===== MATERIAL FOR THIS EXERCISE =====
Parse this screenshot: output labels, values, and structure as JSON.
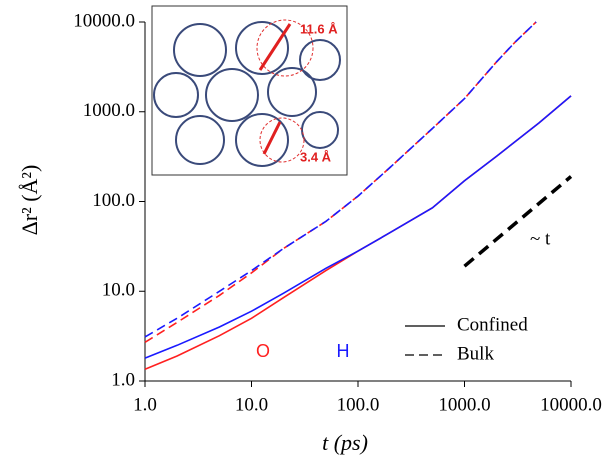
{
  "chart_data": {
    "type": "line",
    "xlabel": "t (ps)",
    "ylabel": "Δr² (Å²)",
    "xscale": "log",
    "yscale": "log",
    "xlim": [
      1,
      10000
    ],
    "ylim": [
      1,
      10000
    ],
    "xticks": [
      {
        "value": 1,
        "label": "1.0"
      },
      {
        "value": 10,
        "label": "10.0"
      },
      {
        "value": 100,
        "label": "100.0"
      },
      {
        "value": 1000,
        "label": "1000.0"
      },
      {
        "value": 10000,
        "label": "10000.0"
      }
    ],
    "yticks": [
      {
        "value": 1,
        "label": "1.0"
      },
      {
        "value": 10,
        "label": "10.0"
      },
      {
        "value": 100,
        "label": "100.0"
      },
      {
        "value": 1000,
        "label": "1000.0"
      },
      {
        "value": 10000,
        "label": "10000.0"
      }
    ],
    "color_labels": [
      {
        "name": "O",
        "color": "#ff2020"
      },
      {
        "name": "H",
        "color": "#1a1aff"
      }
    ],
    "dash_labels": [
      {
        "name": "Confined",
        "dash": "none"
      },
      {
        "name": "Bulk",
        "dash": "9 5"
      }
    ],
    "series": [
      {
        "color": "#ff2020",
        "dash": "none",
        "x": [
          1,
          2,
          5,
          10,
          20,
          50,
          100,
          200,
          500,
          1000,
          2000,
          5000,
          10000
        ],
        "values": [
          1.35,
          1.9,
          3.2,
          5,
          8.5,
          17,
          28,
          45,
          85,
          170,
          320,
          750,
          1500
        ]
      },
      {
        "color": "#1a1aff",
        "dash": "none",
        "x": [
          1,
          2,
          5,
          10,
          20,
          50,
          100,
          200,
          500,
          1000,
          2000,
          5000,
          10000
        ],
        "values": [
          1.8,
          2.5,
          4,
          6,
          9.5,
          18,
          28,
          45,
          85,
          170,
          320,
          750,
          1500
        ]
      },
      {
        "color": "#ff2020",
        "dash": "9 5",
        "x": [
          1,
          2,
          5,
          10,
          20,
          50,
          100,
          200,
          500,
          1000,
          2000,
          3000,
          4700
        ],
        "values": [
          2.7,
          4.5,
          9,
          16,
          30,
          60,
          115,
          240,
          650,
          1400,
          3600,
          6000,
          10000
        ]
      },
      {
        "color": "#1a1aff",
        "dash": "9 5",
        "x": [
          1,
          2,
          5,
          10,
          20,
          50,
          100,
          200,
          500,
          1000,
          2000,
          3000,
          4700
        ],
        "values": [
          3.1,
          5,
          10,
          17,
          30,
          60,
          115,
          240,
          650,
          1400,
          3600,
          6000,
          10000
        ]
      }
    ],
    "reference": {
      "label": "~ t",
      "color": "#000000",
      "dash": "12 7",
      "x": [
        1000,
        10000
      ],
      "values": [
        19,
        190
      ]
    },
    "inset": {
      "labels": [
        "11.6 Å",
        "3.4 Å"
      ]
    }
  }
}
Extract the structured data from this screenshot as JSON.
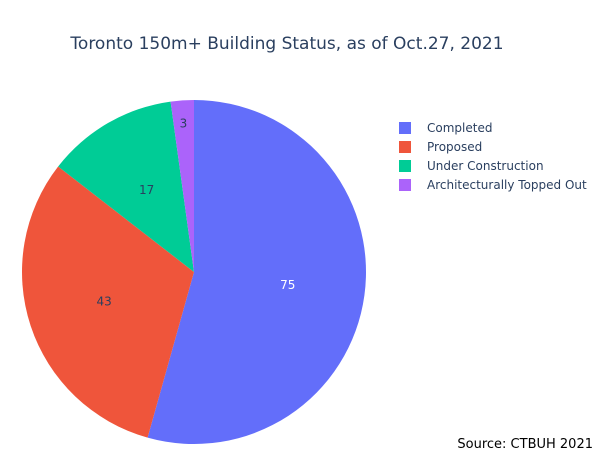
{
  "chart_data": {
    "type": "pie",
    "title": "Toronto 150m+ Building Status, as of Oct.27, 2021",
    "source": "Source: CTBUH 2021",
    "categories": [
      "Completed",
      "Proposed",
      "Under Construction",
      "Architecturally Topped Out"
    ],
    "values": [
      75,
      43,
      17,
      3
    ],
    "colors": [
      "#636efa",
      "#ef553b",
      "#00cc96",
      "#ab63fa"
    ],
    "legend_position": "top-right",
    "sort": "descending",
    "direction": "clockwise",
    "start": "top"
  }
}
=====
GIVEN EXERCISE ▸ List every line above containing the word "JSON".

ANSWER TO THE EXERCISE ▸
Parse this screenshot: output labels, values, and structure as JSON.
Extract the structured data from this screenshot as JSON.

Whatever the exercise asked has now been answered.